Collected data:
------------

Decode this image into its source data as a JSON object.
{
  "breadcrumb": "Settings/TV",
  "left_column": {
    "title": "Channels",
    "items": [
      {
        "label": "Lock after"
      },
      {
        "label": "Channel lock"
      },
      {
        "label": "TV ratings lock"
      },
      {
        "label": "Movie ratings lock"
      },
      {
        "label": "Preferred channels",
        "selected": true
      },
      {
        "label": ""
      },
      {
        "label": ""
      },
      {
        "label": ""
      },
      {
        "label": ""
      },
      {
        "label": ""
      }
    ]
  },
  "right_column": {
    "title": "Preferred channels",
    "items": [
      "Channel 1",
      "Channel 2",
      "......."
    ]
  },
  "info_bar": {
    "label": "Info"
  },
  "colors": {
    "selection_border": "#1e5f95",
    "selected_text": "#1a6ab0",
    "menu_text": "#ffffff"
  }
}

------------

▶ _WHAT TO PRODUCE_: Go through the records and pull out each line that includes the word "title".

▶ _SOLVED EXERCISE_:
    "title": "Channels",
    "title": "Preferred channels",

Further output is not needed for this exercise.